**Description of the task**
Reproduce the records below exactly as they appear.

**Given entries**
▶
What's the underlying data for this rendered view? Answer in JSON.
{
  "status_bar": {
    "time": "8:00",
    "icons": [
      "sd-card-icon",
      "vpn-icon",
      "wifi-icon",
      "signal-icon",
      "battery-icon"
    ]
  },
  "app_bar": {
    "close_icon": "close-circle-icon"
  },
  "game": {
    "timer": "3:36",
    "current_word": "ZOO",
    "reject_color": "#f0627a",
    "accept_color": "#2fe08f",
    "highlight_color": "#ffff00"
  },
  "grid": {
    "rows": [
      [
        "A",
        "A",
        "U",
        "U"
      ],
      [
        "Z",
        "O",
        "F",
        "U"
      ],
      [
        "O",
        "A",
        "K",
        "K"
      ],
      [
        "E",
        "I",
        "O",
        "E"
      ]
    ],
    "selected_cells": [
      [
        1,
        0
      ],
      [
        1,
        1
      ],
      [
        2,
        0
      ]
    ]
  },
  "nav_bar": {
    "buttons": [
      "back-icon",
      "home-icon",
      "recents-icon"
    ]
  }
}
◀
**Written solution**
What's the underlying data for this rendered view? Answer in JSON.
{
  "status_bar": {
    "time": "8:00",
    "icons": [
      "sd-card-icon",
      "vpn-icon",
      "wifi-icon",
      "signal-icon",
      "battery-icon"
    ]
  },
  "app_bar": {
    "close_icon": "close-circle-icon"
  },
  "game": {
    "timer": "3:36",
    "current_word": "ZOO",
    "reject_color": "#f0627a",
    "accept_color": "#2fe08f",
    "highlight_color": "#ffff00"
  },
  "grid": {
    "rows": [
      [
        "A",
        "A",
        "U",
        "U"
      ],
      [
        "Z",
        "O",
        "F",
        "U"
      ],
      [
        "O",
        "A",
        "K",
        "K"
      ],
      [
        "E",
        "I",
        "O",
        "E"
      ]
    ],
    "selected_cells": [
      [
        1,
        0
      ],
      [
        1,
        1
      ],
      [
        2,
        0
      ]
    ]
  },
  "nav_bar": {
    "buttons": [
      "back-icon",
      "home-icon",
      "recents-icon"
    ]
  }
}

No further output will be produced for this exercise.